▶ WHAT THE TASK REQUIRES: In the listing that follows, how many lines contain "this"? Give the number only.

______________________________

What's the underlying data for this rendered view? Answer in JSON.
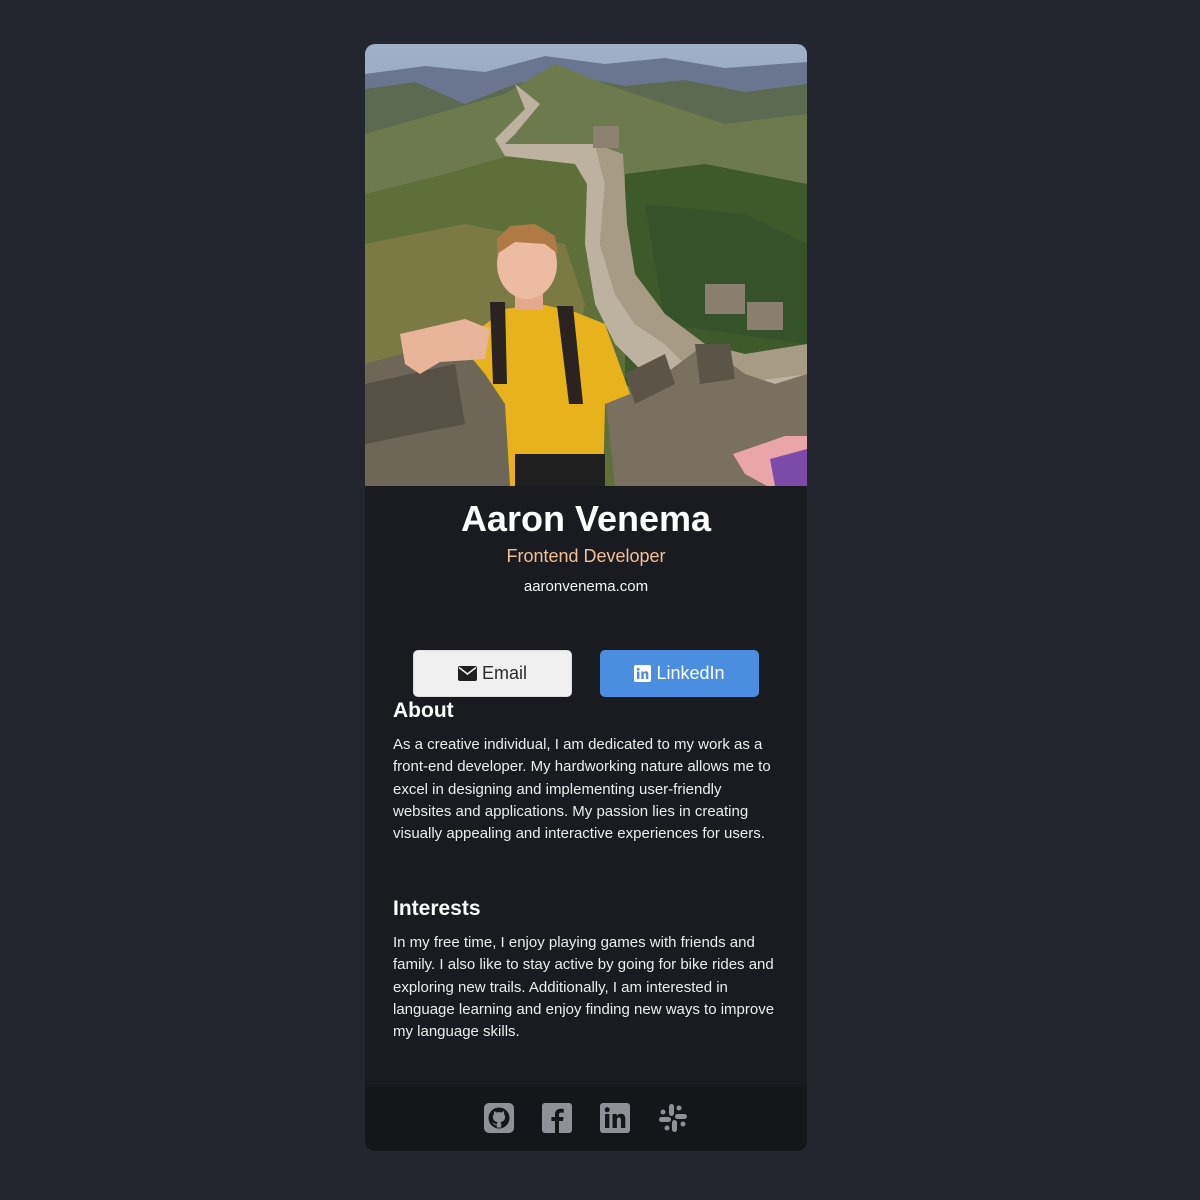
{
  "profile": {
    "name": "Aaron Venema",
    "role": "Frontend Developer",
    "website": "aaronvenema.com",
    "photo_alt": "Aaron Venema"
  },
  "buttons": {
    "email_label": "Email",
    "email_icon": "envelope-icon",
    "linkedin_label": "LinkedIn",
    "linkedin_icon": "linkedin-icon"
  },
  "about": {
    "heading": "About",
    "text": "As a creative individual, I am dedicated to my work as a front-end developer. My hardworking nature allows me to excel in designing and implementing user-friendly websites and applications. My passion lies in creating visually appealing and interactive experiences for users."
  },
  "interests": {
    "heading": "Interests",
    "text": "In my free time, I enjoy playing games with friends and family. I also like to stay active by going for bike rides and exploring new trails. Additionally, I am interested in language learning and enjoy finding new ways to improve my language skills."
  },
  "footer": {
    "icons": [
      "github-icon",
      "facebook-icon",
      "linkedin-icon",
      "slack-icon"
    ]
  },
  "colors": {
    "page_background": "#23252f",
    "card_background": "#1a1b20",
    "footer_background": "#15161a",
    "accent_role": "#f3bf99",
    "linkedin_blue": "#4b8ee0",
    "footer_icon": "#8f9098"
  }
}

______________________________

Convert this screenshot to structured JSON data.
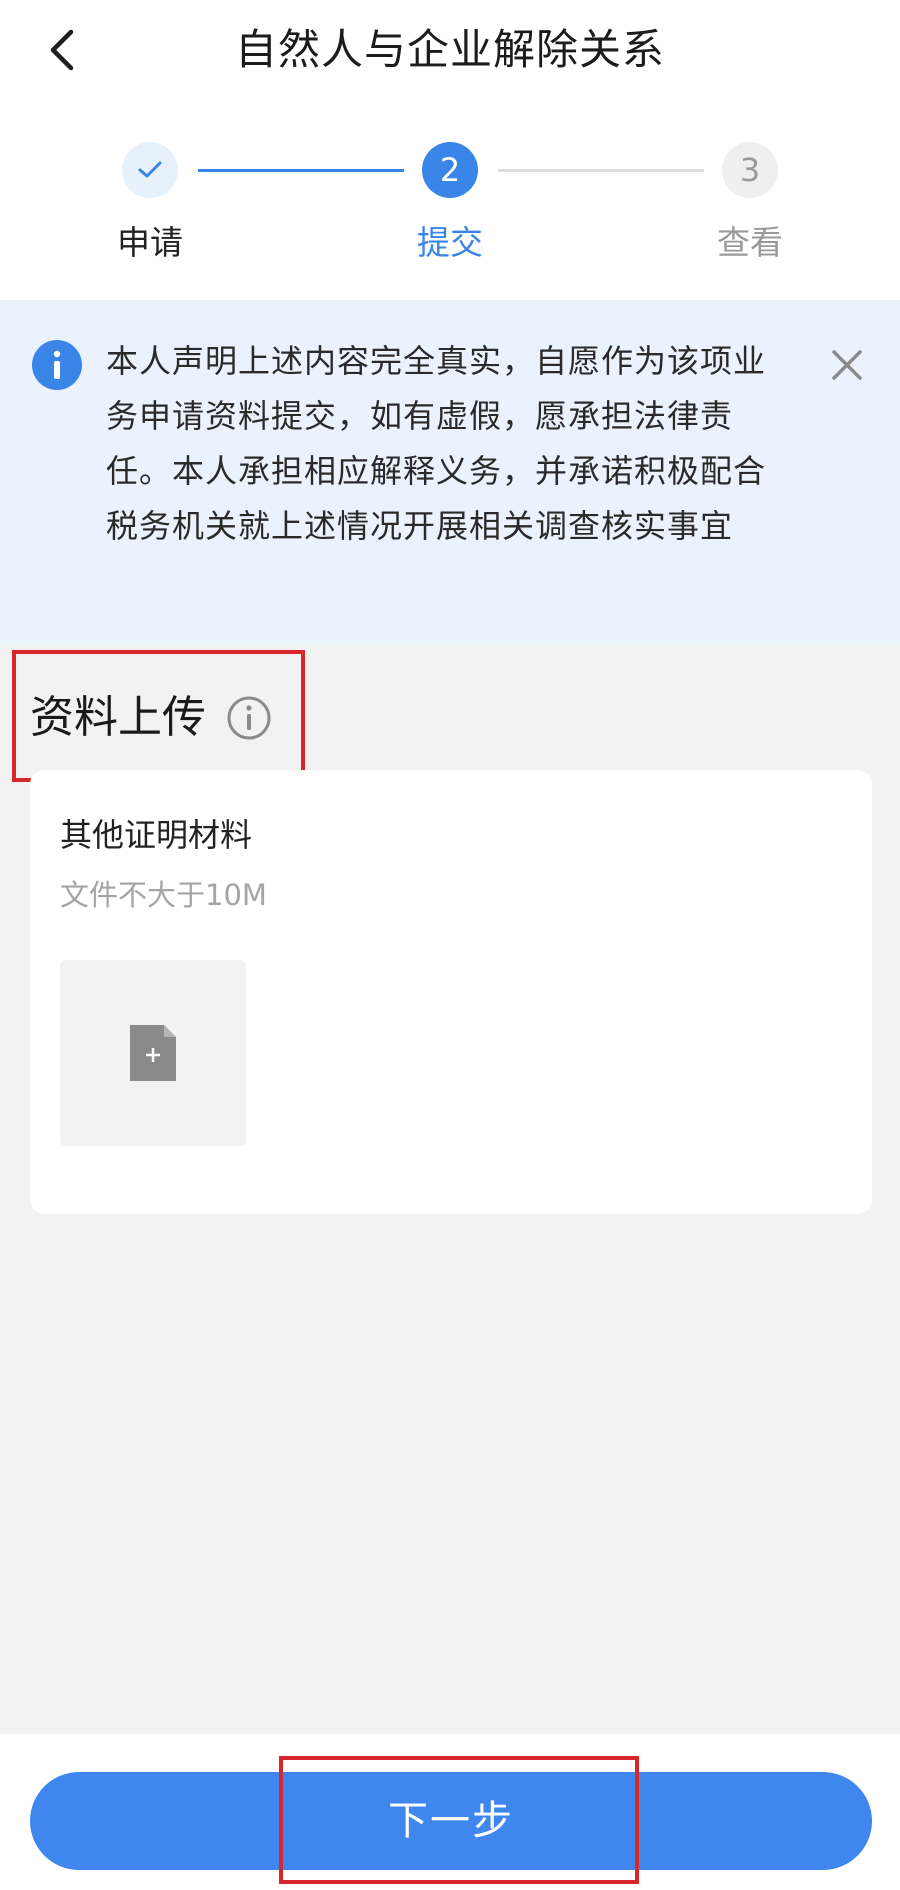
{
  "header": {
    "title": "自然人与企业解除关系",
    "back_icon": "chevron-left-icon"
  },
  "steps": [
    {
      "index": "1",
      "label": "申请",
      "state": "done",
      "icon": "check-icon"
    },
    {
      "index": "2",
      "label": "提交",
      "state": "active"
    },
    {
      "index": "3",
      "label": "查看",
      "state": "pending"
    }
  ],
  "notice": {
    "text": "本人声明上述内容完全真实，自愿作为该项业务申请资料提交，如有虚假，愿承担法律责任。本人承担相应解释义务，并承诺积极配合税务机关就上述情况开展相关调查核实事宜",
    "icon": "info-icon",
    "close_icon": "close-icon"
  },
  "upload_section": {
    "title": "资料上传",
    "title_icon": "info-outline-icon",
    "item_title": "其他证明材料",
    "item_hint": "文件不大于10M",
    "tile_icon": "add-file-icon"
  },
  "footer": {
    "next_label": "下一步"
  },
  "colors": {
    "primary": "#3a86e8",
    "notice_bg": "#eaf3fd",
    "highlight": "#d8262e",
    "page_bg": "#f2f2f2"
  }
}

______________________________

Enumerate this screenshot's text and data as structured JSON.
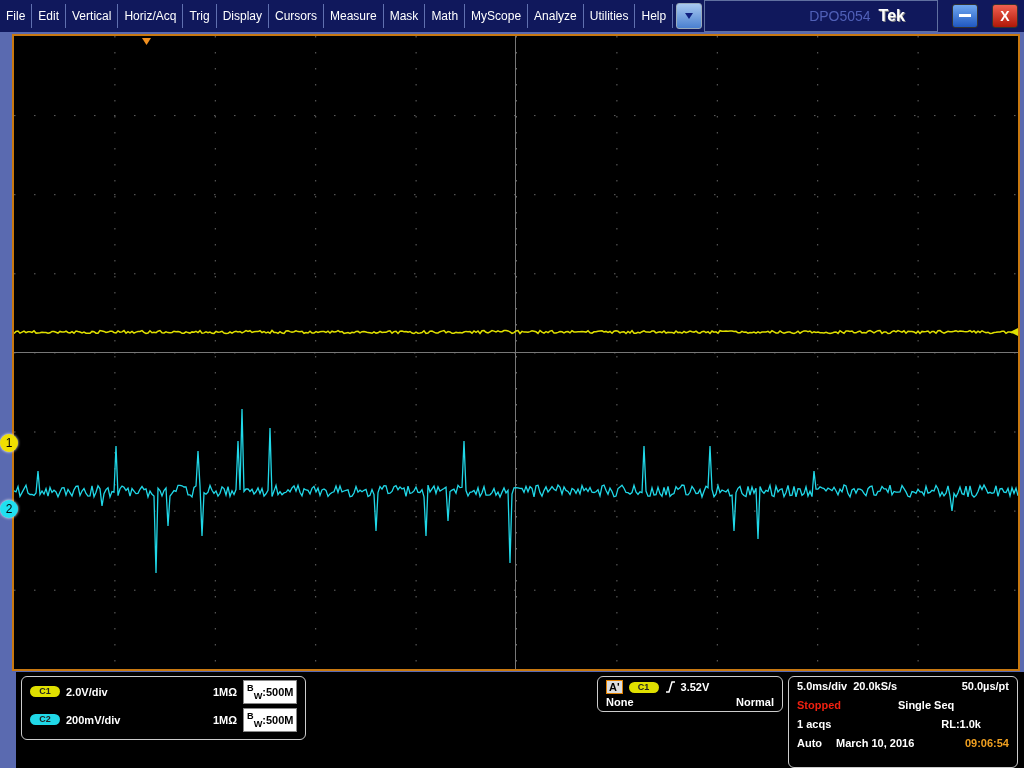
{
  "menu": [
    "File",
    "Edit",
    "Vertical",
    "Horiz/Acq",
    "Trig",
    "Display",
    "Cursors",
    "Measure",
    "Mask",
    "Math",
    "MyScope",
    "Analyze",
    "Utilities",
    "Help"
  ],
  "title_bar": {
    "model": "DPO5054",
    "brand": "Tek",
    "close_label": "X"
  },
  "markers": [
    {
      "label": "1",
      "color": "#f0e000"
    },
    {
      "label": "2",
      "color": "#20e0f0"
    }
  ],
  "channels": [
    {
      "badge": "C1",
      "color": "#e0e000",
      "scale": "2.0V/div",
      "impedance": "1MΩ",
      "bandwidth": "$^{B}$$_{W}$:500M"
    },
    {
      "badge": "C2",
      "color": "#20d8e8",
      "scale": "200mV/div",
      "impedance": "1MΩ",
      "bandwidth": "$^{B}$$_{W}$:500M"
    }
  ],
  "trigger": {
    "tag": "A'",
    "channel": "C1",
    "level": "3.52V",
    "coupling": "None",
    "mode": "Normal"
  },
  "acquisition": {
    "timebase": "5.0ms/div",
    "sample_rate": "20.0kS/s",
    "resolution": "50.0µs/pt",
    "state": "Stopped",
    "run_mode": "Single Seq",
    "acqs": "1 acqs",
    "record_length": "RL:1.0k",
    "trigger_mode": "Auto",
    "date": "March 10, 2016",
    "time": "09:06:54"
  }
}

______________________________

▶ CORRECT RESPONSE: 3